* **Questions to answer**:
(1) In the discussion on head injury from pressure, what is the callus on some Muslims' foreheads called?
(2) Name every facial feature that the discussion on head injury from pressure says could suffer compression injuries.
(3) Print everything from "You’re not going" down to "of the skull?" in the discussion on head injury from pressure.

Injury from pressing head hard into something

Dumb question, but is it possible to get a head injury from slowly pressing one’s head too hard against something (ie, a wall,) - as opposed to rapid impact -and is there a medical term for it?

Bruise?

If enough pressure was applied for long enough I would think it might be possible to develop some kind of subdural hematoma which could be serious, but I’m not a doctor, just a guess.

I’m not sure if you could really injure yourself (other than maybe a bruise) from doing that once.

That said, a zebibah, or prayer bump, is a callus that develops on some Muslims’ foreheads, due to years of praying with their foreheads pressed to their prayer mats.

You’re not going to get a brain injury from simply pressing your forehead or the top of your head against a wall too hard. You can get all sorts of facial injuries to tissue and even bone from doing this. The thin bone over the sinuses are vulnerable, pretty tough, but the right pressure in the right direction could do some serious damage. Obviously the eyes, nose, ears, and lips could suffer compression injuries. A protrusion from the wall could actually injure your brain indirectly by crushing areas around the eyes and nose, which seems impossible for any normal human to do without experiencing enormous pain first, or a large enough and sharp enough protrusion could penetrate the skull with enough pressure, again the kind likely to produce tremendous pain well before hand.

what about side of the skull, which is the thinnest part of the skull?

Need answer fast?

I think your head would have to be odd shaped because thicker parts of the skull would be pressing against the wall also. Or there would have to be a protrusion. It is the temple area that you are talking about, not the entire side of your head.

What you are thinking of may be a compression injury? I don’t think it can cause too much just from the strength of your muscles pressing and with a hard surface on only one side.

* **Document structure recognition data**:
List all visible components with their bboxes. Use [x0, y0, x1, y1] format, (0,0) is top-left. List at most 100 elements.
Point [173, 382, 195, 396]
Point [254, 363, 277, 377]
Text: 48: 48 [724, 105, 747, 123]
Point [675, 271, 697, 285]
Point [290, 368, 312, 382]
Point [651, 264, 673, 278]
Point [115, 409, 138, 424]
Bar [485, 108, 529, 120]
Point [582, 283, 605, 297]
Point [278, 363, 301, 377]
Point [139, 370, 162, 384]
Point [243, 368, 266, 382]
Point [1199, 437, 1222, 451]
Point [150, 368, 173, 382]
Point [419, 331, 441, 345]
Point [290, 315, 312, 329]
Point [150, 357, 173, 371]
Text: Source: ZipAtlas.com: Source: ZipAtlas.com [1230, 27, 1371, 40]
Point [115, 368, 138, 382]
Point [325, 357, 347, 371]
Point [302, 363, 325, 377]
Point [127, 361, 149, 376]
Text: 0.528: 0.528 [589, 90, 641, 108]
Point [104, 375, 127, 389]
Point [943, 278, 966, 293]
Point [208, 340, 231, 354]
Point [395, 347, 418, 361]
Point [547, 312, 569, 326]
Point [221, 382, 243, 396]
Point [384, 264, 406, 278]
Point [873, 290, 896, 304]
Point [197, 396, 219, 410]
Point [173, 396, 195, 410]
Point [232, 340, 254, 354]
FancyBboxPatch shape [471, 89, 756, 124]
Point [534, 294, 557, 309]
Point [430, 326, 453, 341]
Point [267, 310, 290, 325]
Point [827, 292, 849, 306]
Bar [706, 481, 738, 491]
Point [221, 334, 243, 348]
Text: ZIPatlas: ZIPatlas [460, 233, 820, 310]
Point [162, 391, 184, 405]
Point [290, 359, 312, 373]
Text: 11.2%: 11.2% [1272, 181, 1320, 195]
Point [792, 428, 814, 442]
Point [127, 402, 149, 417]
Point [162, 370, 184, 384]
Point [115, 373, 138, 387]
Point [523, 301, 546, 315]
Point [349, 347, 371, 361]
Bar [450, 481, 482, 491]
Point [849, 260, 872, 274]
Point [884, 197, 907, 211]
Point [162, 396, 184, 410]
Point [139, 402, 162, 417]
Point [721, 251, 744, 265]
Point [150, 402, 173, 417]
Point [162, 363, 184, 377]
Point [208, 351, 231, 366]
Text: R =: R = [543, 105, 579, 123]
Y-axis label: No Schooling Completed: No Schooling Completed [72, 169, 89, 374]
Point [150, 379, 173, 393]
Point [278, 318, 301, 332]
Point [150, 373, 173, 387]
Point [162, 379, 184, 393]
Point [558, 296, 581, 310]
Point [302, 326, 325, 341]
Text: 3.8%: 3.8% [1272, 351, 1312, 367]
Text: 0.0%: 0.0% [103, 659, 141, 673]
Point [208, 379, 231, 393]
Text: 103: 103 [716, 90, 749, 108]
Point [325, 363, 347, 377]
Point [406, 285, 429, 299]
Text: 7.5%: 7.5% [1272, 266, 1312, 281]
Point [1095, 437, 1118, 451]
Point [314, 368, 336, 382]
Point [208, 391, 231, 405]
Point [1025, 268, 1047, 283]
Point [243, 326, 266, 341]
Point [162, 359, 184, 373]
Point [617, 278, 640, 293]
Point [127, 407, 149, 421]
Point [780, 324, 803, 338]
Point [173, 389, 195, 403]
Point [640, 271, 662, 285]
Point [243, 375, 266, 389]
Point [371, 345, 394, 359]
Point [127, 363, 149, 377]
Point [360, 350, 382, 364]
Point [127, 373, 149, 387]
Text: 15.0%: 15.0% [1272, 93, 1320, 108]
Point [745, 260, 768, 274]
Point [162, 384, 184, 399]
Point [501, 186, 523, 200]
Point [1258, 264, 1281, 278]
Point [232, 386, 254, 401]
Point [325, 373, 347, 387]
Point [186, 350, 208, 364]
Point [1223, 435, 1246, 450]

* **Results by task**:
(1) A zebibah, or prayer bump.

(2) The eyes, nose, ears, and lips.

(3)
You’re not going to get a brain injury from simply pressing your forehead or the top of your head against a wall too hard. You can get all sorts of facial injuries to tissue and even bone from doing this. The thin bone over the sinuses are vulnerable, pretty tough, but the right pressure in the right direction could do some serious damage. Obviously the eyes, nose, ears, and lips could suffer compression injuries. A protrusion from the wall could actually injure your brain indirectly by crushing areas around the eyes and nose, which seems impossible for any normal human to do without experiencing enormous pain first, or a large enough and sharp enough protrusion could penetrate the skull with enough pressure, again the kind likely to produce tremendous pain well before hand.

what about side of the skull, which is the thinnest part of the skull?